- **SET PROBLEM**: Looking at the listing, state how many of its lines contain the string "Волчанская". Write only the number.

- **RECORD EXTRACTS**:
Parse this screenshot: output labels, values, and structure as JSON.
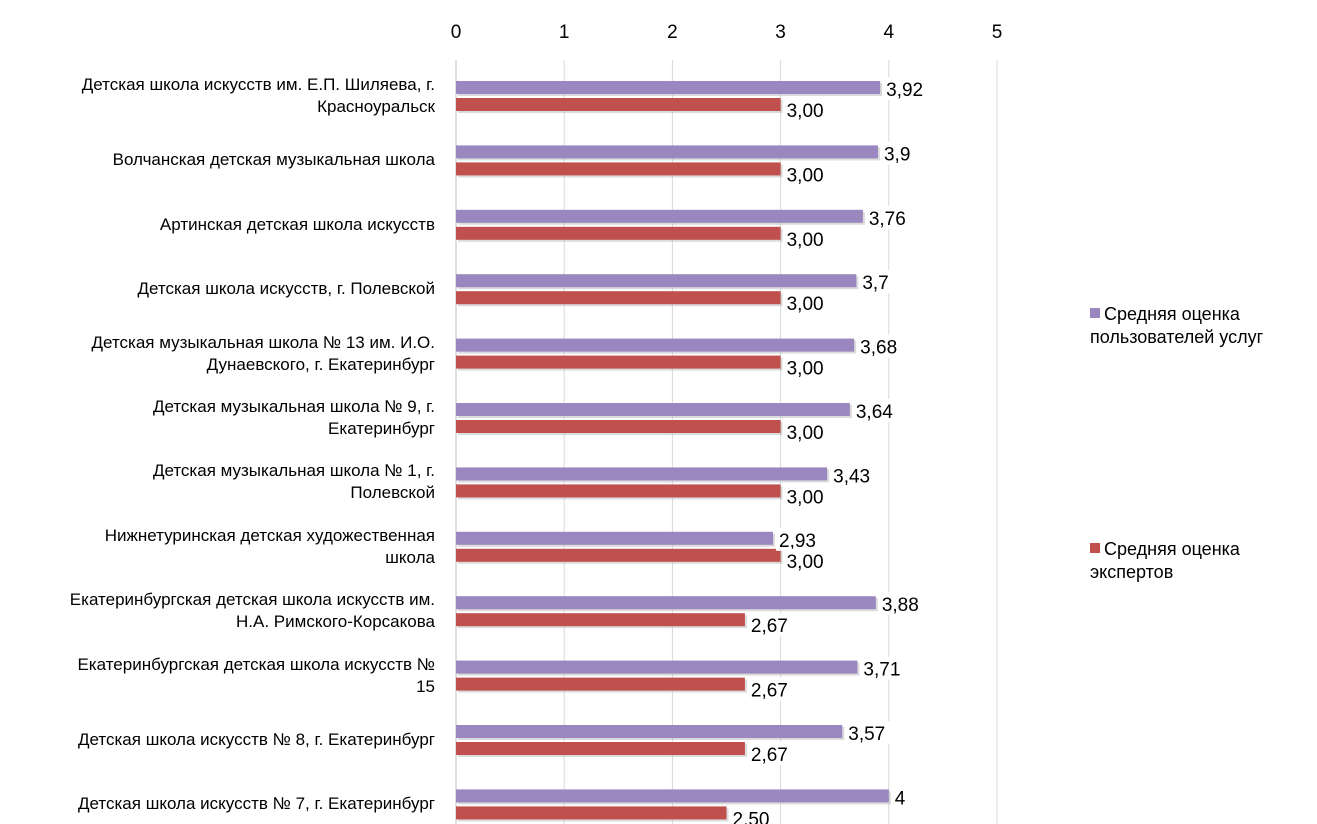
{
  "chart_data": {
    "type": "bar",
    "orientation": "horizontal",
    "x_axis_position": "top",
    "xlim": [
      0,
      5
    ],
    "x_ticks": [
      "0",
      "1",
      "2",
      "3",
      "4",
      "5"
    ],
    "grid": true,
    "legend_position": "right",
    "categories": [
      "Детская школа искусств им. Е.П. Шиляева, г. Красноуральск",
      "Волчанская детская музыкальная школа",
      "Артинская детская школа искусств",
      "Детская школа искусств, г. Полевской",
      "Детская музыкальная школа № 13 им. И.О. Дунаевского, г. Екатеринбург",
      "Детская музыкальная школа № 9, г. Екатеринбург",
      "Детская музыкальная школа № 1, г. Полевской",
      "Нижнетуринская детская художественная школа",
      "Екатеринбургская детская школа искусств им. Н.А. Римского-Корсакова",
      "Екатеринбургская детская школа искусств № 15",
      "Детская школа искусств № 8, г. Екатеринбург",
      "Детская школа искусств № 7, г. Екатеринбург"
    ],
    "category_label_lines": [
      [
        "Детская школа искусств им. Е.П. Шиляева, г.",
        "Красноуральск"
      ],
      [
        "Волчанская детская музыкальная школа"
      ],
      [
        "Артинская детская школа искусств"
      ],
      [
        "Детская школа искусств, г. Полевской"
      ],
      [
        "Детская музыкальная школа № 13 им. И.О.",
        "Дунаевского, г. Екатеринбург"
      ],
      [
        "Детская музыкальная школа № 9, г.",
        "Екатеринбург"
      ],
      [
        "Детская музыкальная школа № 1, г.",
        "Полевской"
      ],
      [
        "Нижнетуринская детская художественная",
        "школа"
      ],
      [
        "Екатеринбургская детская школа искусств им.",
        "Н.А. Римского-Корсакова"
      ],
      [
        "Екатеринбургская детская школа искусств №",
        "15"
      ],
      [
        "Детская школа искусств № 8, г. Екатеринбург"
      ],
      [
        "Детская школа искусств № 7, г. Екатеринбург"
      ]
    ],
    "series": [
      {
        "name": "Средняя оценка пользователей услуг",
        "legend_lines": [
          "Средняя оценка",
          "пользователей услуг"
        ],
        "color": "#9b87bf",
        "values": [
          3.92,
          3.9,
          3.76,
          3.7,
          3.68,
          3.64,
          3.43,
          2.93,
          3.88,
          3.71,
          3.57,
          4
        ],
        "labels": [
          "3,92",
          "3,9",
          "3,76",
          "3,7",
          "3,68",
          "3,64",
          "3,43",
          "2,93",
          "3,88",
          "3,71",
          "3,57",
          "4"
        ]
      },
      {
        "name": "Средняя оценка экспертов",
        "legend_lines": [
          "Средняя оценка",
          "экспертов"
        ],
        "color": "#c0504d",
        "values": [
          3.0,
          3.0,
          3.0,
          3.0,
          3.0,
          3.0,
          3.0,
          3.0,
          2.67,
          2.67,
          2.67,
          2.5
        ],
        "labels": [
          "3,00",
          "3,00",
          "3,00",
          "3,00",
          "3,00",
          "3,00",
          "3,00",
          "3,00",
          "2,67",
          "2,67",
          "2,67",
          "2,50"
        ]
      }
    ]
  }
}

---

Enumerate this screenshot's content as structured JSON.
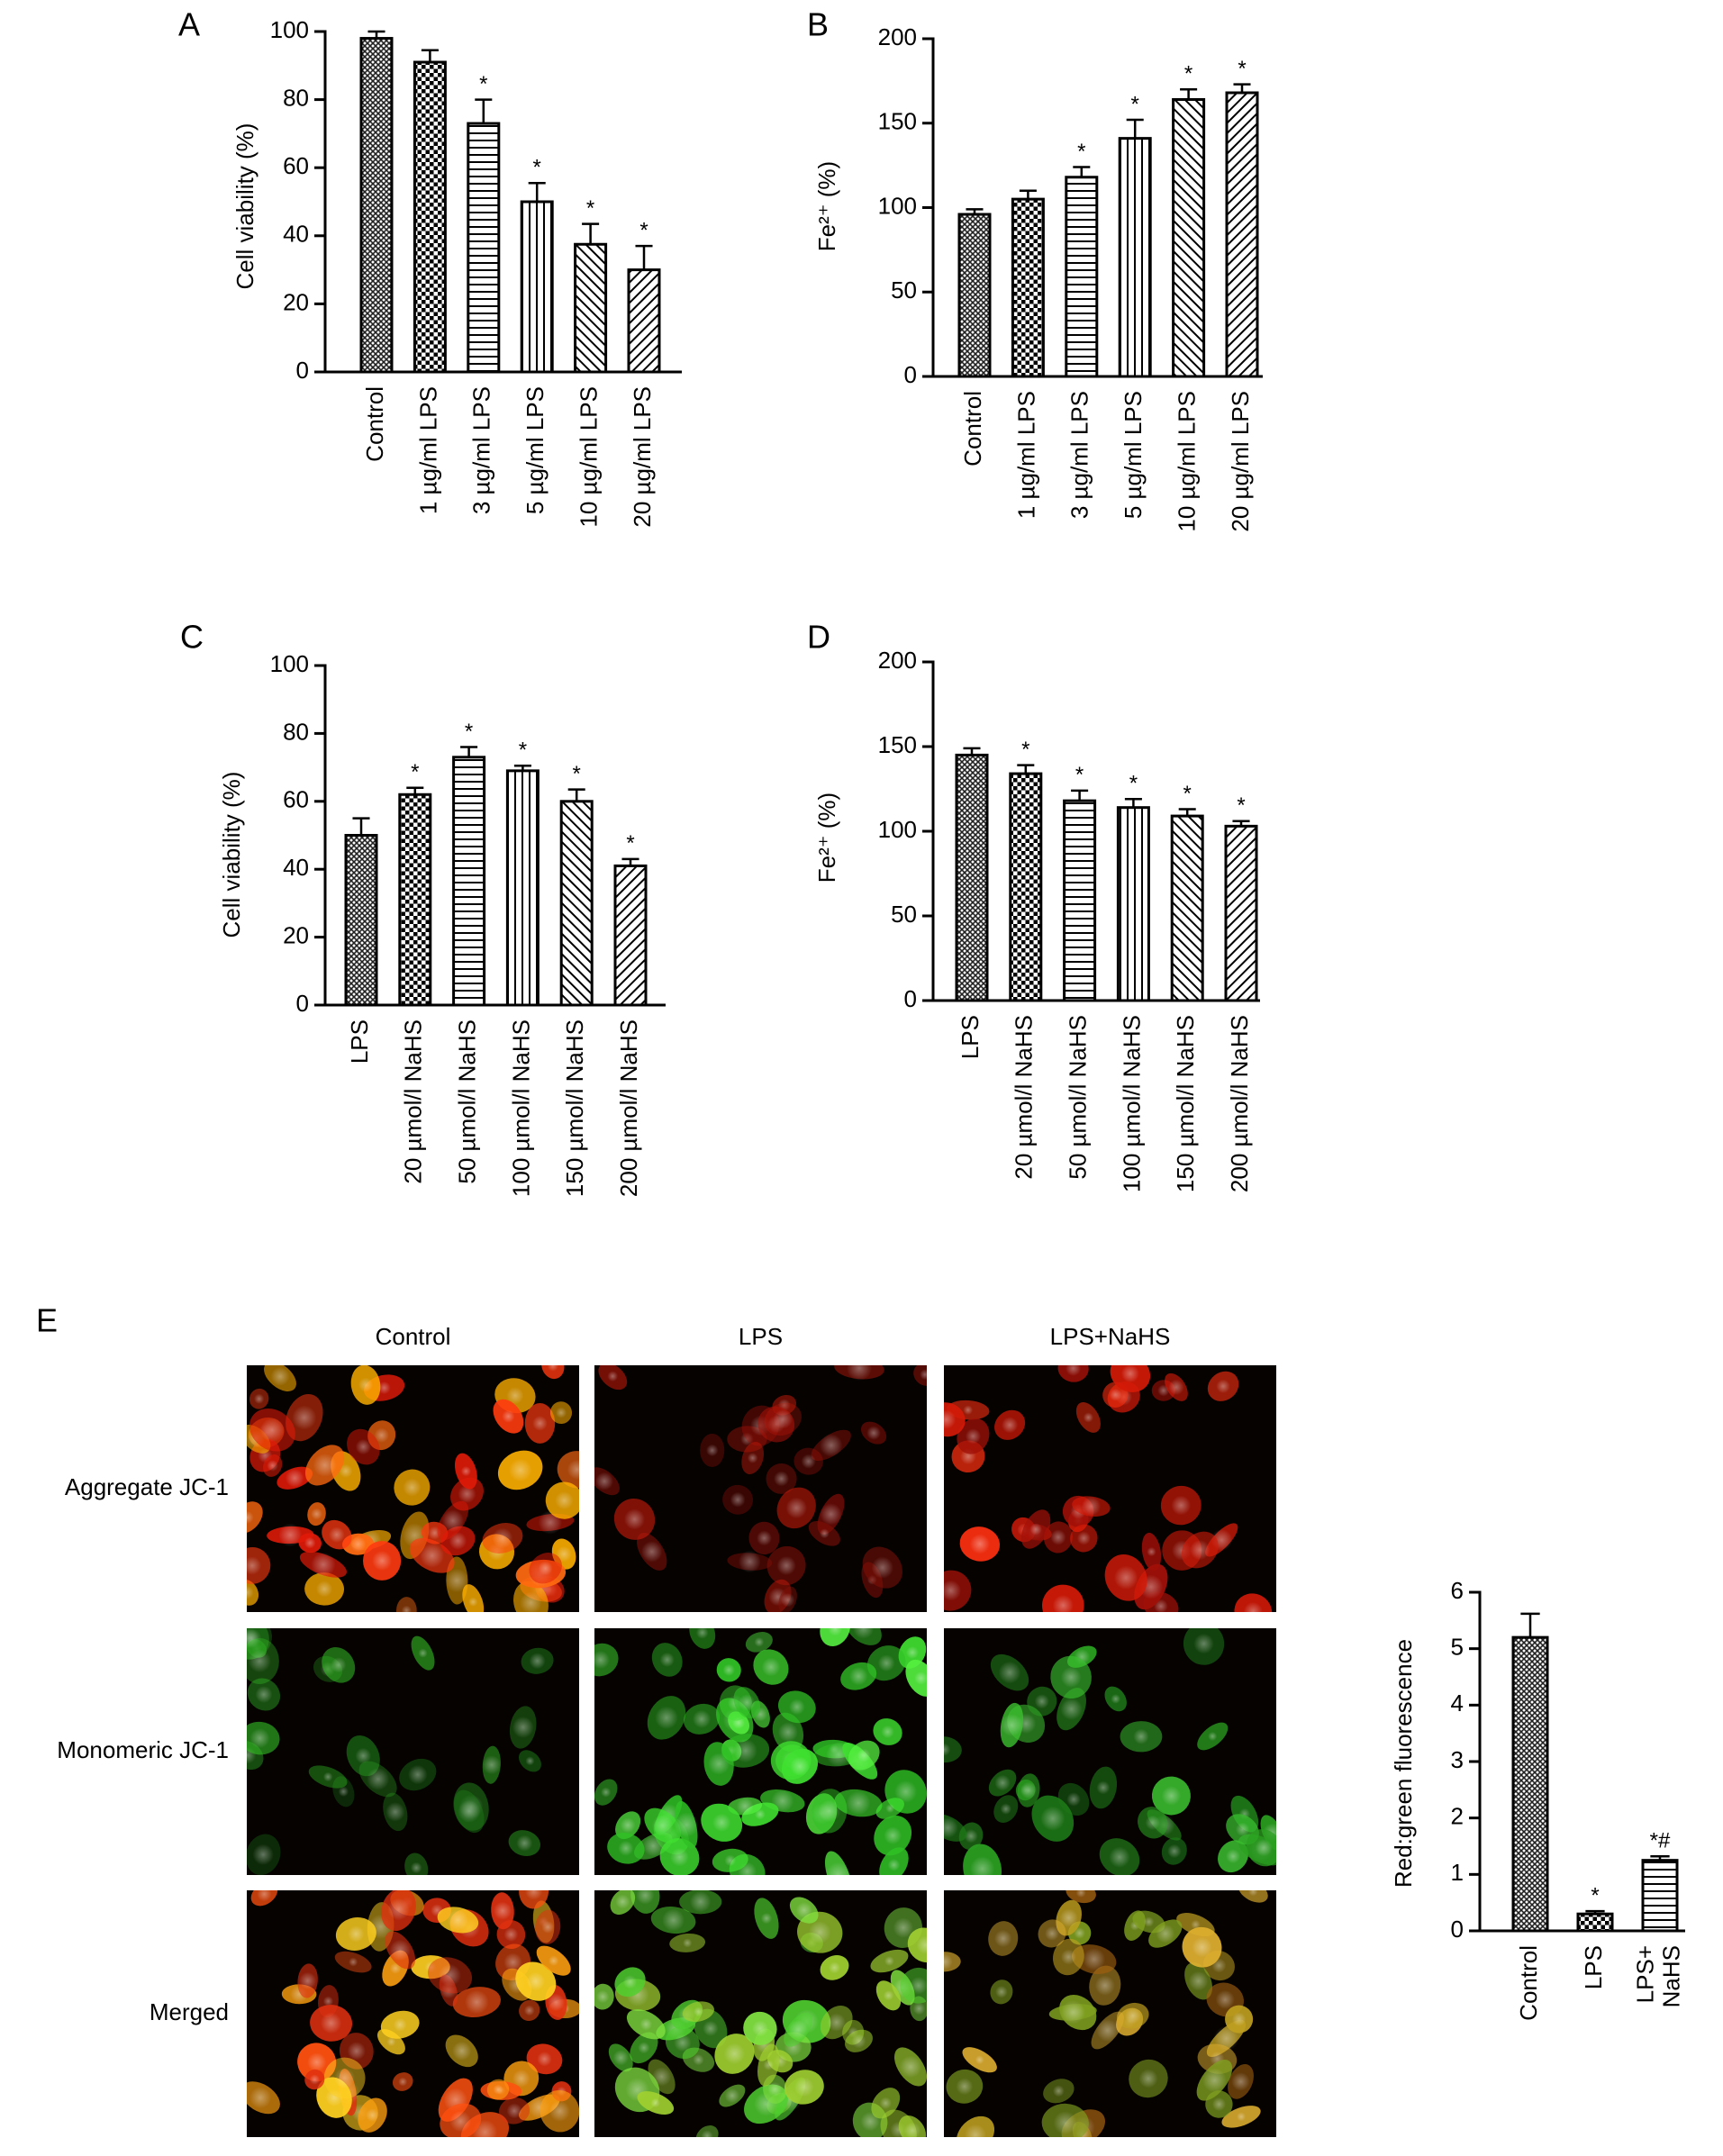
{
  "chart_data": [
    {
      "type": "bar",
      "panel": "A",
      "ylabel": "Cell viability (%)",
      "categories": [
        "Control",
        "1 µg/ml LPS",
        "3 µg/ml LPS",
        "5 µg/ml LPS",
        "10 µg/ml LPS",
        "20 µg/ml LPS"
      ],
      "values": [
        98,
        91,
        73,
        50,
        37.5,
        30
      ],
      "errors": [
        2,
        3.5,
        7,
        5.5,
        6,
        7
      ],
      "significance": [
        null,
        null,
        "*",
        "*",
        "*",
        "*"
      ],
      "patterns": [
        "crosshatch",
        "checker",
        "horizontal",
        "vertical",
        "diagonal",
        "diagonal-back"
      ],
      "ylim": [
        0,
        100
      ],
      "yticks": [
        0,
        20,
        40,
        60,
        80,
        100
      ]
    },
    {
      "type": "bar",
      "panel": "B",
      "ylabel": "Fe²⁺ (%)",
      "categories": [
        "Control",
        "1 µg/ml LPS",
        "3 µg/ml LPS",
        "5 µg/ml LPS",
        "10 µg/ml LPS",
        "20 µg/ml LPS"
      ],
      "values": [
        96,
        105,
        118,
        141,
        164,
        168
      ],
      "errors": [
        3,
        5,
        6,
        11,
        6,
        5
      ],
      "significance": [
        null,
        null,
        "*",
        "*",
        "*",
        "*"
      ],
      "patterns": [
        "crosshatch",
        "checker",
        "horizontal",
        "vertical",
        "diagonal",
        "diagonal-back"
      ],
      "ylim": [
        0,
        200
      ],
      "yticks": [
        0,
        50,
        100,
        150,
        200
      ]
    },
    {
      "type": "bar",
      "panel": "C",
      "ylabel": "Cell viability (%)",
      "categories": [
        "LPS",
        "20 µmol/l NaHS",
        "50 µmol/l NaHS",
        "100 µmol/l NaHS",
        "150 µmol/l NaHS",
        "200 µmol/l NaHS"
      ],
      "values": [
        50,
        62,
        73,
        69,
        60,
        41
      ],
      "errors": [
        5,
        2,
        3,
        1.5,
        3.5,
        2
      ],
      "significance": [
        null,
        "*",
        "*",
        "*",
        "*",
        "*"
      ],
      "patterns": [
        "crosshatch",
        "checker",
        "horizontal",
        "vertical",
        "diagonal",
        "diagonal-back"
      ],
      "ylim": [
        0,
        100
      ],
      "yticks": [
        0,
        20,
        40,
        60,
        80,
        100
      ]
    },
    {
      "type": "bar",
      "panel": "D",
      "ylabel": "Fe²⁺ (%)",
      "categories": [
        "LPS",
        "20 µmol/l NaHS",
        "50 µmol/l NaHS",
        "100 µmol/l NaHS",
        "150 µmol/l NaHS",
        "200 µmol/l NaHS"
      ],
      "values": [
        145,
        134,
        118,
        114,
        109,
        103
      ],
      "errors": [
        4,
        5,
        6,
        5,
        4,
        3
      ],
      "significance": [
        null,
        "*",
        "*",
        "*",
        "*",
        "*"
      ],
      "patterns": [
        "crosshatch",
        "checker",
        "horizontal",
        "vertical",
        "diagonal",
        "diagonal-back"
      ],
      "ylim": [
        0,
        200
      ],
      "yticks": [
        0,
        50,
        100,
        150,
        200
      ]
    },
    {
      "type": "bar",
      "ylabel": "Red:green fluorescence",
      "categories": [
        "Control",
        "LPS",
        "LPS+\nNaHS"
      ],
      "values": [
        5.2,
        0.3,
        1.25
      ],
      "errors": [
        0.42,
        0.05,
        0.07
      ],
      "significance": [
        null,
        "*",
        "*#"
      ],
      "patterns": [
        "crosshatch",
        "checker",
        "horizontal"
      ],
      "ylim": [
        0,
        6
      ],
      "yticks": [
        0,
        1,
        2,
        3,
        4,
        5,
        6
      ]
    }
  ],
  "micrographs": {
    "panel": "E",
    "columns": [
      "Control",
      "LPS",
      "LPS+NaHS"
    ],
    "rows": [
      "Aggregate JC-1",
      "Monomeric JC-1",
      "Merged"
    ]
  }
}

- **PROBLEM SOLUTION**: 2